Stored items
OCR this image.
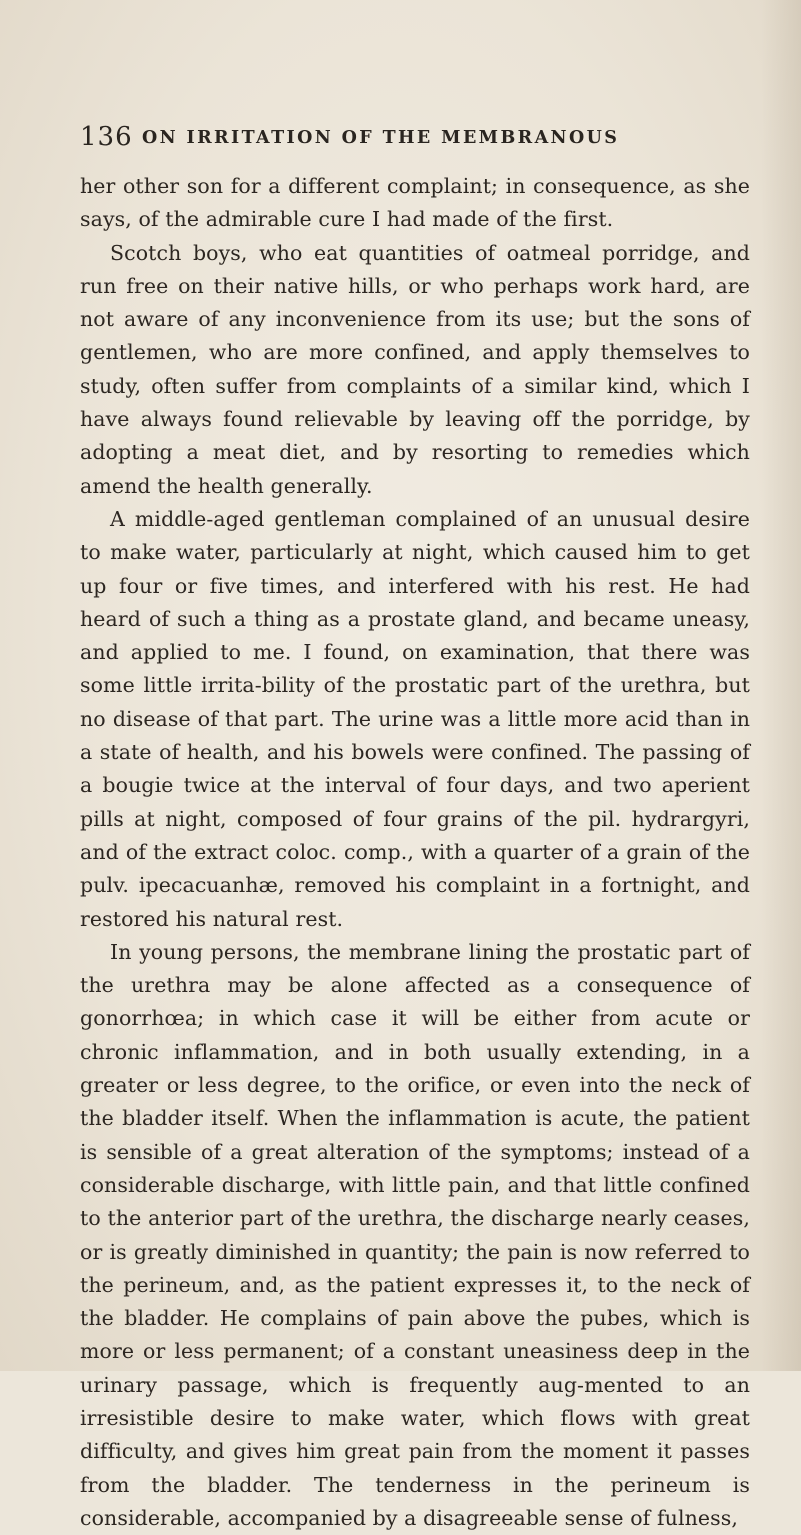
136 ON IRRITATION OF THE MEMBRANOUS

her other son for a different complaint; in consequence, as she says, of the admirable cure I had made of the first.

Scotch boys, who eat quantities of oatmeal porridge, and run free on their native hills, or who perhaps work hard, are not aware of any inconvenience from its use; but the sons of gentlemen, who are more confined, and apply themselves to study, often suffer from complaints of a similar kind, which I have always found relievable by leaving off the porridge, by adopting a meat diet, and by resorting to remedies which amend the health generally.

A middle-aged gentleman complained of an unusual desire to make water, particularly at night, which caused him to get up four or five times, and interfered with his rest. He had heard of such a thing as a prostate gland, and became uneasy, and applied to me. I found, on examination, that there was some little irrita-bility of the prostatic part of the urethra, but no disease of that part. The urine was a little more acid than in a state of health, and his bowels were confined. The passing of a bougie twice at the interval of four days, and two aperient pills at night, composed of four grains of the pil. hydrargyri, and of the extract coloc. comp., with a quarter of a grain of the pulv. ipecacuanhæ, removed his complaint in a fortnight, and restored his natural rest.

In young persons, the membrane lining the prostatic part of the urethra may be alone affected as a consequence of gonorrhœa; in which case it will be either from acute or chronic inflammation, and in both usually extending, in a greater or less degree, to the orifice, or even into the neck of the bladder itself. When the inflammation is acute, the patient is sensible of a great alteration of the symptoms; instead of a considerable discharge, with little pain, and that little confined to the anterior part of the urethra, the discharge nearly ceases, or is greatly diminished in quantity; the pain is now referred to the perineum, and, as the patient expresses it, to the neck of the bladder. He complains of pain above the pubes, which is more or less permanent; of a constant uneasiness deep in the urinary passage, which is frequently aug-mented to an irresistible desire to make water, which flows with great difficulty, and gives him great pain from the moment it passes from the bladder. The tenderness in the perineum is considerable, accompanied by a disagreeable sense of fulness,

_WHAT YOU HAVE TO DO_.
Print the complete listing exactly, apart from any pictures.

_RESULT FOR THIS TASK_.
OCR this image.
136 ON IRRITATION OF THE MEMBRANOUS

her other son for a different complaint; in consequence, as she says, of the admirable cure I had made of the first.

Scotch boys, who eat quantities of oatmeal porridge, and run free on their native hills, or who perhaps work hard, are not aware of any inconvenience from its use; but the sons of gentlemen, who are more confined, and apply themselves to study, often suffer from complaints of a similar kind, which I have always found relievable by leaving off the porridge, by adopting a meat diet, and by resorting to remedies which amend the health generally.

A middle-aged gentleman complained of an unusual desire to make water, particularly at night, which caused him to get up four or five times, and interfered with his rest. He had heard of such a thing as a prostate gland, and became uneasy, and applied to me. I found, on examination, that there was some little irrita-bility of the prostatic part of the urethra, but no disease of that part. The urine was a little more acid than in a state of health, and his bowels were confined. The passing of a bougie twice at the interval of four days, and two aperient pills at night, composed of four grains of the pil. hydrargyri, and of the extract coloc. comp., with a quarter of a grain of the pulv. ipecacuanhæ, removed his complaint in a fortnight, and restored his natural rest.

In young persons, the membrane lining the prostatic part of the urethra may be alone affected as a consequence of gonorrhœa; in which case it will be either from acute or chronic inflammation, and in both usually extending, in a greater or less degree, to the orifice, or even into the neck of the bladder itself. When the inflammation is acute, the patient is sensible of a great alteration of the symptoms; instead of a considerable discharge, with little pain, and that little confined to the anterior part of the urethra, the discharge nearly ceases, or is greatly diminished in quantity; the pain is now referred to the perineum, and, as the patient expresses it, to the neck of the bladder. He complains of pain above the pubes, which is more or less permanent; of a constant uneasiness deep in the urinary passage, which is frequently aug-mented to an irresistible desire to make water, which flows with great difficulty, and gives him great pain from the moment it passes from the bladder. The tenderness in the perineum is considerable, accompanied by a disagreeable sense of fulness,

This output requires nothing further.